-- START --

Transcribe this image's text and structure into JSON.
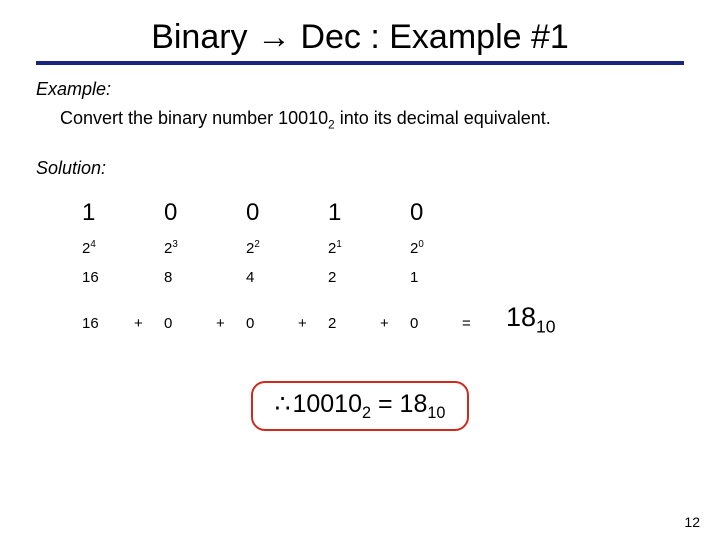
{
  "title": "Binary → Dec : Example #1",
  "example_label": "Example:",
  "prompt_pre": "Convert the binary number 10010",
  "prompt_sub": "2",
  "prompt_post": " into its decimal equivalent.",
  "solution_label": "Solution:",
  "table": {
    "bits": [
      "1",
      "0",
      "0",
      "1",
      "0"
    ],
    "pow_bases": [
      "2",
      "2",
      "2",
      "2",
      "2"
    ],
    "pow_exps": [
      "4",
      "3",
      "2",
      "1",
      "0"
    ],
    "dec_vals": [
      "16",
      "8",
      "4",
      "2",
      "1"
    ],
    "sum_vals": [
      "16",
      "0",
      "0",
      "2",
      "0"
    ],
    "ops": [
      "+",
      "+",
      "+",
      "+"
    ],
    "eq": "="
  },
  "result_val": "18",
  "result_sub": "10",
  "conclusion": {
    "therefore": "∴",
    "bin_val": "10010",
    "bin_sub": "2",
    "eq": " = ",
    "dec_val": "18",
    "dec_sub": "10"
  },
  "page_number": "12"
}
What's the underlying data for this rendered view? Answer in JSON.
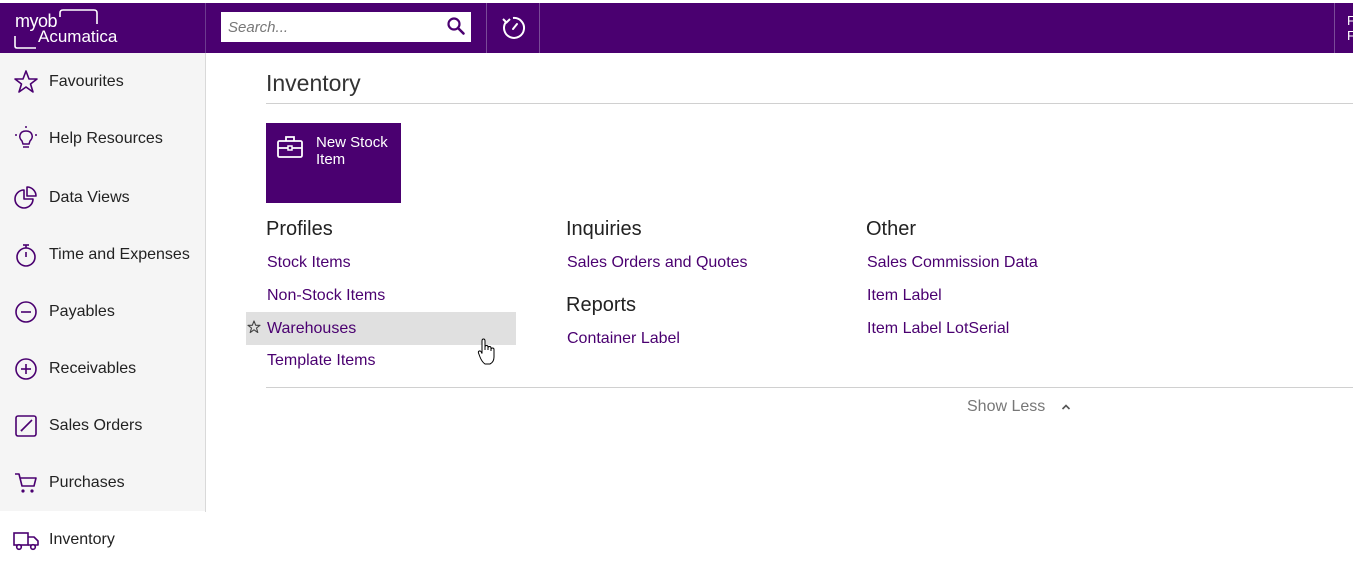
{
  "header": {
    "logo_line1": "myob",
    "logo_line2": "Acumatica",
    "search_placeholder": "Search...",
    "right_text": "F F"
  },
  "sidebar": {
    "items": [
      {
        "label": "Favourites",
        "icon": "star-icon"
      },
      {
        "label": "Help Resources",
        "icon": "lightbulb-icon"
      },
      {
        "label": "Data Views",
        "icon": "pie-chart-icon"
      },
      {
        "label": "Time and Expenses",
        "icon": "stopwatch-icon"
      },
      {
        "label": "Payables",
        "icon": "minus-circle-icon"
      },
      {
        "label": "Receivables",
        "icon": "plus-circle-icon"
      },
      {
        "label": "Sales Orders",
        "icon": "edit-icon"
      },
      {
        "label": "Purchases",
        "icon": "cart-icon"
      },
      {
        "label": "Inventory",
        "icon": "truck-icon"
      }
    ],
    "active": "Inventory"
  },
  "main": {
    "title": "Inventory",
    "tile": {
      "label": "New Stock Item",
      "icon": "briefcase-icon"
    },
    "profiles": {
      "heading": "Profiles",
      "links": [
        "Stock Items",
        "Non-Stock Items",
        "Warehouses",
        "Template Items"
      ]
    },
    "inquiries": {
      "heading": "Inquiries",
      "links": [
        "Sales Orders and Quotes"
      ]
    },
    "reports": {
      "heading": "Reports",
      "links": [
        "Container Label"
      ]
    },
    "other": {
      "heading": "Other",
      "links": [
        "Sales Commission Data",
        "Item Label",
        "Item Label LotSerial"
      ]
    },
    "show_less": "Show Less"
  },
  "colors": {
    "brand": "#4a0070",
    "sidebar_bg": "#f5f5f5",
    "highlight_row": "#e0e0e0"
  }
}
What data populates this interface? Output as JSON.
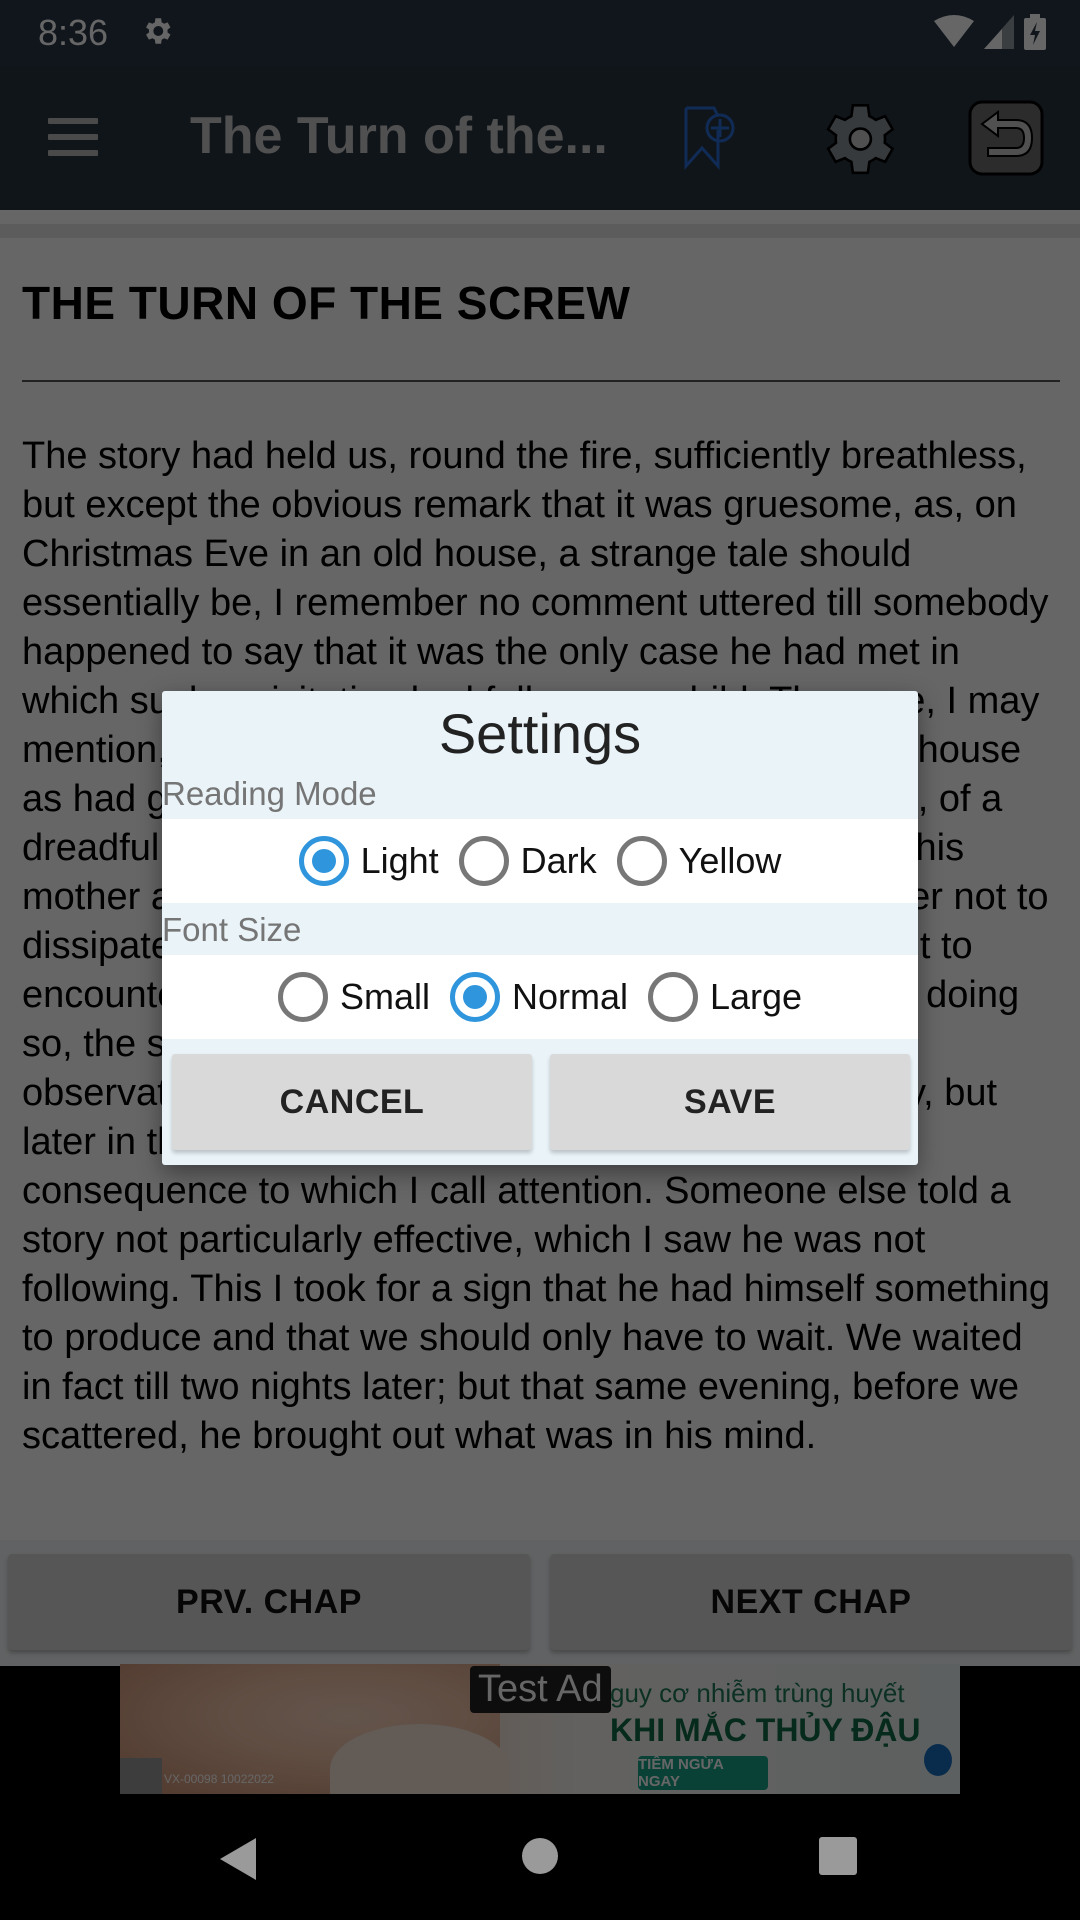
{
  "status_bar": {
    "time": "8:36",
    "icons": [
      "settings-gear-icon",
      "wifi-icon",
      "cellular-signal-icon",
      "battery-charging-icon"
    ]
  },
  "app_bar": {
    "title": "The Turn of the...",
    "icons": [
      "menu-icon",
      "add-bookmark-icon",
      "settings-icon",
      "back-icon"
    ],
    "bookmark_color": "#1e5aa8"
  },
  "content": {
    "chapter_title": "THE TURN OF THE SCREW",
    "paragraph": "The story had held us, round the fire, sufficiently breathless, but except the obvious remark that it was gruesome, as, on Christmas Eve in an old house, a strange tale should essentially be, I remember no comment uttered till somebody happened to say that it was the only case he had met in which such a visitation had fallen on a child. The case, I may mention, was that of an apparition in just such an old house as had gathered us for the occasion—an appearance, of a dreadful kind, to a little boy sleeping in the room with his mother and waking her up in the terror of it; waking her not to dissipate his dread and soothe him to sleep again, but to encounter also, herself, before she had succeeded in doing so, the same sight that had shaken him. It was this observation that drew from Douglas—not immediately, but later in the evening—a reply that had the interesting consequence to which I call attention. Someone else told a story not particularly effective, which I saw he was not following. This I took for a sign that he had himself something to produce and that we should only have to wait. We waited in fact till two nights later; but that same evening, before we scattered, he brought out what was in his mind."
  },
  "chapter_nav": {
    "prev_label": "PRV. CHAP",
    "next_label": "NEXT CHAP"
  },
  "ad": {
    "badge": "Test Ad",
    "line1": "guy cơ nhiễm trùng huyết",
    "line2": "KHI MẮC THỦY ĐẬU",
    "cta": "TIÊM NGỪA NGAY",
    "code": "VX-00098 10022022"
  },
  "settings_dialog": {
    "title": "Settings",
    "reading_mode": {
      "label": "Reading Mode",
      "options": [
        "Light",
        "Dark",
        "Yellow"
      ],
      "selected": "Light"
    },
    "font_size": {
      "label": "Font Size",
      "options": [
        "Small",
        "Normal",
        "Large"
      ],
      "selected": "Normal"
    },
    "cancel_label": "CANCEL",
    "save_label": "SAVE",
    "accent_color": "#2f95dc"
  },
  "system_nav": {
    "icons": [
      "back-triangle-icon",
      "home-circle-icon",
      "recents-square-icon"
    ]
  }
}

-- END --

GIVEN INSTRUCTION: Every record above should be written out again without change, except that the pictures are left out.

EXERCISE ANSWER:
Transcribe this image's text and structure into JSON.
{
  "title": "Binary → Dec : Example #1",
  "example_label": "Example:",
  "prompt_pre": "Convert the binary number 10010",
  "prompt_sub": "2",
  "prompt_post": " into its decimal equivalent.",
  "solution_label": "Solution:",
  "table": {
    "bits": [
      "1",
      "0",
      "0",
      "1",
      "0"
    ],
    "pow_bases": [
      "2",
      "2",
      "2",
      "2",
      "2"
    ],
    "pow_exps": [
      "4",
      "3",
      "2",
      "1",
      "0"
    ],
    "dec_vals": [
      "16",
      "8",
      "4",
      "2",
      "1"
    ],
    "sum_vals": [
      "16",
      "0",
      "0",
      "2",
      "0"
    ],
    "ops": [
      "+",
      "+",
      "+",
      "+"
    ],
    "eq": "="
  },
  "result_val": "18",
  "result_sub": "10",
  "conclusion": {
    "therefore": "∴",
    "bin_val": "10010",
    "bin_sub": "2",
    "eq": " = ",
    "dec_val": "18",
    "dec_sub": "10"
  },
  "page_number": "12"
}
What's the underlying data for this rendered view? Answer in JSON.
{
  "header": {
    "logo_line1": "myob",
    "logo_line2": "Acumatica",
    "search_placeholder": "Search...",
    "right_text": "F F"
  },
  "sidebar": {
    "items": [
      {
        "label": "Favourites",
        "icon": "star-icon"
      },
      {
        "label": "Help Resources",
        "icon": "lightbulb-icon"
      },
      {
        "label": "Data Views",
        "icon": "pie-chart-icon"
      },
      {
        "label": "Time and Expenses",
        "icon": "stopwatch-icon"
      },
      {
        "label": "Payables",
        "icon": "minus-circle-icon"
      },
      {
        "label": "Receivables",
        "icon": "plus-circle-icon"
      },
      {
        "label": "Sales Orders",
        "icon": "edit-icon"
      },
      {
        "label": "Purchases",
        "icon": "cart-icon"
      },
      {
        "label": "Inventory",
        "icon": "truck-icon"
      }
    ],
    "active": "Inventory"
  },
  "main": {
    "title": "Inventory",
    "tile": {
      "label": "New Stock Item",
      "icon": "briefcase-icon"
    },
    "profiles": {
      "heading": "Profiles",
      "links": [
        "Stock Items",
        "Non-Stock Items",
        "Warehouses",
        "Template Items"
      ]
    },
    "inquiries": {
      "heading": "Inquiries",
      "links": [
        "Sales Orders and Quotes"
      ]
    },
    "reports": {
      "heading": "Reports",
      "links": [
        "Container Label"
      ]
    },
    "other": {
      "heading": "Other",
      "links": [
        "Sales Commission Data",
        "Item Label",
        "Item Label LotSerial"
      ]
    },
    "show_less": "Show Less"
  },
  "colors": {
    "brand": "#4a0070",
    "sidebar_bg": "#f5f5f5",
    "highlight_row": "#e0e0e0"
  }
}
What data populates this interface? Output as JSON.
{
  "status_bar": {
    "time": "8:36",
    "icons": [
      "settings-gear-icon",
      "wifi-icon",
      "cellular-signal-icon",
      "battery-charging-icon"
    ]
  },
  "app_bar": {
    "title": "The Turn of the...",
    "icons": [
      "menu-icon",
      "add-bookmark-icon",
      "settings-icon",
      "back-icon"
    ],
    "bookmark_color": "#1e5aa8"
  },
  "content": {
    "chapter_title": "THE TURN OF THE SCREW",
    "paragraph": "The story had held us, round the fire, sufficiently breathless, but except the obvious remark that it was gruesome, as, on Christmas Eve in an old house, a strange tale should essentially be, I remember no comment uttered till somebody happened to say that it was the only case he had met in which such a visitation had fallen on a child. The case, I may mention, was that of an apparition in just such an old house as had gathered us for the occasion—an appearance, of a dreadful kind, to a little boy sleeping in the room with his mother and waking her up in the terror of it; waking her not to dissipate his dread and soothe him to sleep again, but to encounter also, herself, before she had succeeded in doing so, the same sight that had shaken him. It was this observation that drew from Douglas—not immediately, but later in the evening—a reply that had the interesting consequence to which I call attention. Someone else told a story not particularly effective, which I saw he was not following. This I took for a sign that he had himself something to produce and that we should only have to wait. We waited in fact till two nights later; but that same evening, before we scattered, he brought out what was in his mind."
  },
  "chapter_nav": {
    "prev_label": "PRV. CHAP",
    "next_label": "NEXT CHAP"
  },
  "ad": {
    "badge": "Test Ad",
    "line1": "guy cơ nhiễm trùng huyết",
    "line2": "KHI MẮC THỦY ĐẬU",
    "cta": "TIÊM NGỪA NGAY",
    "code": "VX-00098 10022022"
  },
  "settings_dialog": {
    "title": "Settings",
    "reading_mode": {
      "label": "Reading Mode",
      "options": [
        "Light",
        "Dark",
        "Yellow"
      ],
      "selected": "Light"
    },
    "font_size": {
      "label": "Font Size",
      "options": [
        "Small",
        "Normal",
        "Large"
      ],
      "selected": "Normal"
    },
    "cancel_label": "CANCEL",
    "save_label": "SAVE",
    "accent_color": "#2f95dc"
  },
  "system_nav": {
    "icons": [
      "back-triangle-icon",
      "home-circle-icon",
      "recents-square-icon"
    ]
  }
}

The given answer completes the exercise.